═════ Task data ═════

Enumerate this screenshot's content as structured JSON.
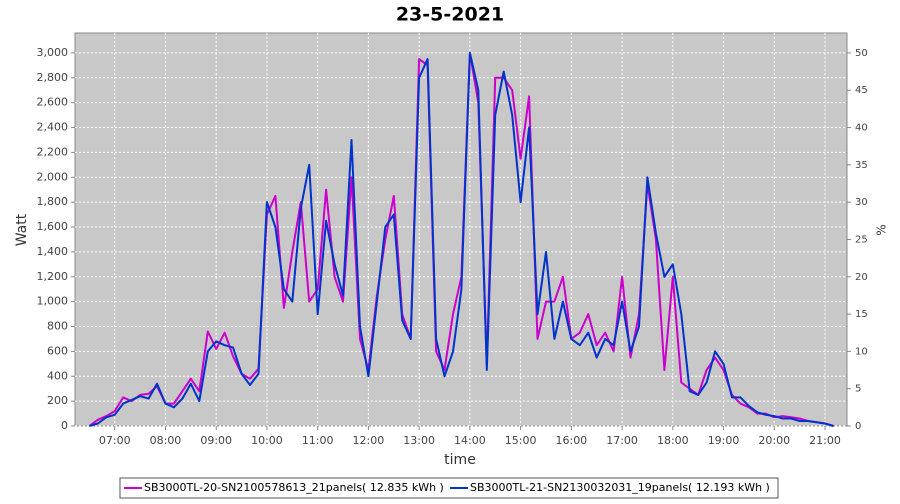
{
  "chart_data": {
    "type": "line",
    "title": "23-5-2021",
    "xlabel": "time",
    "ylabel": "Watt",
    "y2label": "%",
    "x": [
      "06:30",
      "06:40",
      "06:50",
      "07:00",
      "07:10",
      "07:20",
      "07:30",
      "07:40",
      "07:50",
      "08:00",
      "08:10",
      "08:20",
      "08:30",
      "08:40",
      "08:50",
      "09:00",
      "09:10",
      "09:20",
      "09:30",
      "09:40",
      "09:50",
      "10:00",
      "10:10",
      "10:20",
      "10:30",
      "10:40",
      "10:50",
      "11:00",
      "11:10",
      "11:20",
      "11:30",
      "11:40",
      "11:50",
      "12:00",
      "12:10",
      "12:20",
      "12:30",
      "12:40",
      "12:50",
      "13:00",
      "13:10",
      "13:20",
      "13:30",
      "13:40",
      "13:50",
      "14:00",
      "14:10",
      "14:20",
      "14:30",
      "14:40",
      "14:50",
      "15:00",
      "15:10",
      "15:20",
      "15:30",
      "15:40",
      "15:50",
      "16:00",
      "16:10",
      "16:20",
      "16:30",
      "16:40",
      "16:50",
      "17:00",
      "17:10",
      "17:20",
      "17:30",
      "17:40",
      "17:50",
      "18:00",
      "18:10",
      "18:20",
      "18:30",
      "18:40",
      "18:50",
      "19:00",
      "19:10",
      "19:20",
      "19:30",
      "19:40",
      "19:50",
      "20:00",
      "20:10",
      "20:20",
      "20:30",
      "20:40",
      "20:50",
      "21:00",
      "21:10"
    ],
    "series": [
      {
        "name": "SB3000TL-20-SN2100578613_21panels( 12.835 kWh )",
        "color": "#cc00cc",
        "values": [
          0,
          50,
          80,
          120,
          230,
          200,
          250,
          260,
          320,
          180,
          180,
          280,
          380,
          280,
          760,
          620,
          750,
          560,
          420,
          380,
          460,
          1700,
          1850,
          950,
          1400,
          1800,
          1000,
          1100,
          1900,
          1200,
          1000,
          2000,
          700,
          450,
          1050,
          1500,
          1850,
          900,
          700,
          2950,
          2900,
          600,
          450,
          900,
          1200,
          3000,
          2600,
          500,
          2800,
          2800,
          2700,
          2150,
          2650,
          700,
          1000,
          1000,
          1200,
          700,
          750,
          900,
          650,
          750,
          600,
          1200,
          550,
          900,
          1950,
          1500,
          450,
          1200,
          350,
          300,
          250,
          450,
          550,
          450,
          250,
          180,
          150,
          100,
          100,
          70,
          80,
          70,
          60,
          40,
          30,
          20,
          0
        ]
      },
      {
        "name": "SB3000TL-21-SN2130032031_19panels( 12.193 kWh )",
        "color": "#0033cc",
        "values": [
          0,
          20,
          70,
          90,
          180,
          210,
          240,
          220,
          340,
          180,
          150,
          220,
          340,
          200,
          600,
          680,
          650,
          630,
          420,
          330,
          420,
          1800,
          1600,
          1100,
          1000,
          1750,
          2100,
          900,
          1650,
          1300,
          1050,
          2300,
          800,
          400,
          1000,
          1600,
          1700,
          850,
          700,
          2800,
          2950,
          700,
          400,
          600,
          1100,
          3000,
          2700,
          450,
          2500,
          2850,
          2500,
          1800,
          2400,
          900,
          1400,
          700,
          1000,
          700,
          650,
          750,
          550,
          700,
          650,
          1000,
          600,
          800,
          2000,
          1550,
          1200,
          1300,
          900,
          280,
          250,
          350,
          600,
          500,
          230,
          230,
          160,
          110,
          90,
          80,
          60,
          60,
          40,
          40,
          30,
          20,
          0
        ]
      }
    ],
    "xlim": [
      "06:13",
      "21:26"
    ],
    "xticks": [
      "07:00",
      "08:00",
      "09:00",
      "10:00",
      "11:00",
      "12:00",
      "13:00",
      "14:00",
      "15:00",
      "16:00",
      "17:00",
      "18:00",
      "19:00",
      "20:00",
      "21:00"
    ],
    "ylim": [
      0,
      3160
    ],
    "yticks": [
      0,
      200,
      400,
      600,
      800,
      {
        "value": 1000,
        "label": "1,000"
      },
      {
        "value": 1200,
        "label": "1,200"
      },
      {
        "value": 1400,
        "label": "1,400"
      },
      {
        "value": 1600,
        "label": "1,600"
      },
      {
        "value": 1800,
        "label": "1,800"
      },
      {
        "value": 2000,
        "label": "2,000"
      },
      {
        "value": 2200,
        "label": "2,200"
      },
      {
        "value": 2400,
        "label": "2,400"
      },
      {
        "value": 2600,
        "label": "2,600"
      },
      {
        "value": 2800,
        "label": "2,800"
      },
      {
        "value": 3000,
        "label": "3,000"
      }
    ],
    "y2lim": [
      0,
      52.67
    ],
    "y2ticks": [
      0,
      5,
      10,
      15,
      20,
      25,
      30,
      35,
      40,
      45,
      50
    ],
    "grid": true
  }
}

═════

** Exercise objective **
Copy each line of the preceding data that contains the string "name".

** Result **
        "name": "SB3000TL-20-SN2100578613_21panels( 12.835 kWh )",
        "name": "SB3000TL-21-SN2130032031_19panels( 12.193 kWh )",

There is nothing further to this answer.